→ PROBLEM REQUIREMENTS: Write the records out again, precisely as they stand.

→ Stored records:
━━━━━━━━━━━━━━━━━━━━

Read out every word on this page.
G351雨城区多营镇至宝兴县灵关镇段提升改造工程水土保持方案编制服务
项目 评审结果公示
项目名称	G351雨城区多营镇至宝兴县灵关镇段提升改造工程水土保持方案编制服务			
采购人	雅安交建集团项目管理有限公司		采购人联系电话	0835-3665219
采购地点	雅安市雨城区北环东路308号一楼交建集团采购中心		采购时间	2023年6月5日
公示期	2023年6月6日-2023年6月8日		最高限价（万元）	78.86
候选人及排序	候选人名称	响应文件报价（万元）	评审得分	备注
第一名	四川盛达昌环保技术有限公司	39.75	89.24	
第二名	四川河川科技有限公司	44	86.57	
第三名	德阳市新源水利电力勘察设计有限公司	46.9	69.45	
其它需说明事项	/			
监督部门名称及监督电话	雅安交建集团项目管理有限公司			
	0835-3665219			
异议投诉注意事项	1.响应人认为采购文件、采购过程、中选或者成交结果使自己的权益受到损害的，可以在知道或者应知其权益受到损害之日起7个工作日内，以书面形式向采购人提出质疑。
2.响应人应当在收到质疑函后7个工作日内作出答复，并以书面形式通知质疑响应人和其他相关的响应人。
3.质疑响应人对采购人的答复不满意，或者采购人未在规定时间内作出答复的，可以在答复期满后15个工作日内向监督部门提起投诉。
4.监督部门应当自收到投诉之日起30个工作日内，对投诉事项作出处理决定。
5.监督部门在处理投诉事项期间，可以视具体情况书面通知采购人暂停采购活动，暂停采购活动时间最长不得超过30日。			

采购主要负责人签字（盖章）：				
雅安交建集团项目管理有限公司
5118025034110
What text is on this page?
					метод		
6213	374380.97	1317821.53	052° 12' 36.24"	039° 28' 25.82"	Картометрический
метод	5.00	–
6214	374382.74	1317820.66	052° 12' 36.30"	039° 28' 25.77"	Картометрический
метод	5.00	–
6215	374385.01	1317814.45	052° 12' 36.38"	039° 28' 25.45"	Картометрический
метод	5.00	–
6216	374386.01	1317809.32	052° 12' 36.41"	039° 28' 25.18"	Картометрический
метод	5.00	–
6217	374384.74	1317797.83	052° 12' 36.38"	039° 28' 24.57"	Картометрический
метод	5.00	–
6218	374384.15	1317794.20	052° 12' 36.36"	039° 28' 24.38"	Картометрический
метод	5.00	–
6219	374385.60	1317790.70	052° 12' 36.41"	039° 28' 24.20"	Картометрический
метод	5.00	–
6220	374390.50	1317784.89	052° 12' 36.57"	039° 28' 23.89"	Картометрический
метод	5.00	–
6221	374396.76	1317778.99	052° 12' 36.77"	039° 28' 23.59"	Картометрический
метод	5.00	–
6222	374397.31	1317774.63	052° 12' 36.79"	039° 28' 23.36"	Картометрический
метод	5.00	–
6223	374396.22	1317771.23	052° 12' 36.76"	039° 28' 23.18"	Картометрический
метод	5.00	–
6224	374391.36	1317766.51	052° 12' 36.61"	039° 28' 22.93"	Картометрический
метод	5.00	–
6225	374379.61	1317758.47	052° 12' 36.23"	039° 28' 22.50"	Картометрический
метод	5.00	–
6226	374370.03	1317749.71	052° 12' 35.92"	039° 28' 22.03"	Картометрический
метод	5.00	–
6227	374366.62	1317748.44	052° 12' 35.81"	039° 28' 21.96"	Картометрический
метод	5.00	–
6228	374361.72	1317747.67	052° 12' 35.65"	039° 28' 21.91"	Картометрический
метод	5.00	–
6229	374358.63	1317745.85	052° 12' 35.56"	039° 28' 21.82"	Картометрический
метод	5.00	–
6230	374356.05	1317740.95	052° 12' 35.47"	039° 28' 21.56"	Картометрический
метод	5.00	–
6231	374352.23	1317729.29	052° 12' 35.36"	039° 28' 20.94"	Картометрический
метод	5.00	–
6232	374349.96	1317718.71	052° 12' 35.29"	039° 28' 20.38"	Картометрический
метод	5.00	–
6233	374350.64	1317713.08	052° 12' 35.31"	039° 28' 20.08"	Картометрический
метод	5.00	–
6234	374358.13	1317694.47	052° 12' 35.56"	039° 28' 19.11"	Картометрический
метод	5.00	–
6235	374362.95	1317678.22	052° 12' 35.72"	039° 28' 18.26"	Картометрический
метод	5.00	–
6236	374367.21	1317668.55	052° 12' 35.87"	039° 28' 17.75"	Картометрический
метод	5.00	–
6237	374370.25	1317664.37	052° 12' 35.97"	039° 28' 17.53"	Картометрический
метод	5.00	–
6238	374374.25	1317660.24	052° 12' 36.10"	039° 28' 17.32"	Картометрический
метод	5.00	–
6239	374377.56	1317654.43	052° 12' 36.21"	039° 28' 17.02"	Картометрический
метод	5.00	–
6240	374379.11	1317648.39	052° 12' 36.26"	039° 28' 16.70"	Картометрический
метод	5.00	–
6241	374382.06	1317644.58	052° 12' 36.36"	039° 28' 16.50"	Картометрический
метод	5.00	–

━━━━━━━━━━━━━━━━━━━━

→ FINAL ANSWER:
Read out every word on this page.
G351雨城区多营镇至宝兴县灵关镇段提升改造工程水土保持方案编制服务
项目 评审结果公示
项目名称	G351雨城区多营镇至宝兴县灵关镇段提升改造工程水土保持方案编制服务			
采购人	雅安交建集团项目管理有限公司		采购人联系电话	0835-3665219
采购地点	雅安市雨城区北环东路308号一楼交建集团采购中心		采购时间	2023年6月5日
公示期	2023年6月6日-2023年6月8日		最高限价（万元）	78.86
候选人及排序	候选人名称	响应文件报价（万元）	评审得分	备注
第一名	四川盛达昌环保技术有限公司	39.75	89.24	
第二名	四川河川科技有限公司	44	86.57	
第三名	德阳市新源水利电力勘察设计有限公司	46.9	69.45	
其它需说明事项	/			
监督部门名称及监督电话	雅安交建集团项目管理有限公司			
	0835-3665219			
异议投诉注意事项	1.响应人认为采购文件、采购过程、中选或者成交结果使自己的权益受到损害的，可以在知道或者应知其权益受到损害之日起7个工作日内，以书面形式向采购人提出质疑。
2.响应人应当在收到质疑函后7个工作日内作出答复，并以书面形式通知质疑响应人和其他相关的响应人。
3.质疑响应人对采购人的答复不满意，或者采购人未在规定时间内作出答复的，可以在答复期满后15个工作日内向监督部门提起投诉。
4.监督部门应当自收到投诉之日起30个工作日内，对投诉事项作出处理决定。
5.监督部门在处理投诉事项期间，可以视具体情况书面通知采购人暂停采购活动，暂停采购活动时间最长不得超过30日。			

采购主要负责人签字（盖章）：				
雅安交建集团项目管理有限公司
5118025034110
What text is on this page?
					метод		
6213	374380.97	1317821.53	052° 12' 36.24"	039° 28' 25.82"	Картометрический
метод	5.00	–
6214	374382.74	1317820.66	052° 12' 36.30"	039° 28' 25.77"	Картометрический
метод	5.00	–
6215	374385.01	1317814.45	052° 12' 36.38"	039° 28' 25.45"	Картометрический
метод	5.00	–
6216	374386.01	1317809.32	052° 12' 36.41"	039° 28' 25.18"	Картометрический
метод	5.00	–
6217	374384.74	1317797.83	052° 12' 36.38"	039° 28' 24.57"	Картометрический
метод	5.00	–
6218	374384.15	1317794.20	052° 12' 36.36"	039° 28' 24.38"	Картометрический
метод	5.00	–
6219	374385.60	1317790.70	052° 12' 36.41"	039° 28' 24.20"	Картометрический
метод	5.00	–
6220	374390.50	1317784.89	052° 12' 36.57"	039° 28' 23.89"	Картометрический
метод	5.00	–
6221	374396.76	1317778.99	052° 12' 36.77"	039° 28' 23.59"	Картометрический
метод	5.00	–
6222	374397.31	1317774.63	052° 12' 36.79"	039° 28' 23.36"	Картометрический
метод	5.00	–
6223	374396.22	1317771.23	052° 12' 36.76"	039° 28' 23.18"	Картометрический
метод	5.00	–
6224	374391.36	1317766.51	052° 12' 36.61"	039° 28' 22.93"	Картометрический
метод	5.00	–
6225	374379.61	1317758.47	052° 12' 36.23"	039° 28' 22.50"	Картометрический
метод	5.00	–
6226	374370.03	1317749.71	052° 12' 35.92"	039° 28' 22.03"	Картометрический
метод	5.00	–
6227	374366.62	1317748.44	052° 12' 35.81"	039° 28' 21.96"	Картометрический
метод	5.00	–
6228	374361.72	1317747.67	052° 12' 35.65"	039° 28' 21.91"	Картометрический
метод	5.00	–
6229	374358.63	1317745.85	052° 12' 35.56"	039° 28' 21.82"	Картометрический
метод	5.00	–
6230	374356.05	1317740.95	052° 12' 35.47"	039° 28' 21.56"	Картометрический
метод	5.00	–
6231	374352.23	1317729.29	052° 12' 35.36"	039° 28' 20.94"	Картометрический
метод	5.00	–
6232	374349.96	1317718.71	052° 12' 35.29"	039° 28' 20.38"	Картометрический
метод	5.00	–
6233	374350.64	1317713.08	052° 12' 35.31"	039° 28' 20.08"	Картометрический
метод	5.00	–
6234	374358.13	1317694.47	052° 12' 35.56"	039° 28' 19.11"	Картометрический
метод	5.00	–
6235	374362.95	1317678.22	052° 12' 35.72"	039° 28' 18.26"	Картометрический
метод	5.00	–
6236	374367.21	1317668.55	052° 12' 35.87"	039° 28' 17.75"	Картометрический
метод	5.00	–
6237	374370.25	1317664.37	052° 12' 35.97"	039° 28' 17.53"	Картометрический
метод	5.00	–
6238	374374.25	1317660.24	052° 12' 36.10"	039° 28' 17.32"	Картометрический
метод	5.00	–
6239	374377.56	1317654.43	052° 12' 36.21"	039° 28' 17.02"	Картометрический
метод	5.00	–
6240	374379.11	1317648.39	052° 12' 36.26"	039° 28' 16.70"	Картометрический
метод	5.00	–
6241	374382.06	1317644.58	052° 12' 36.36"	039° 28' 16.50"	Картометрический
метод	5.00	–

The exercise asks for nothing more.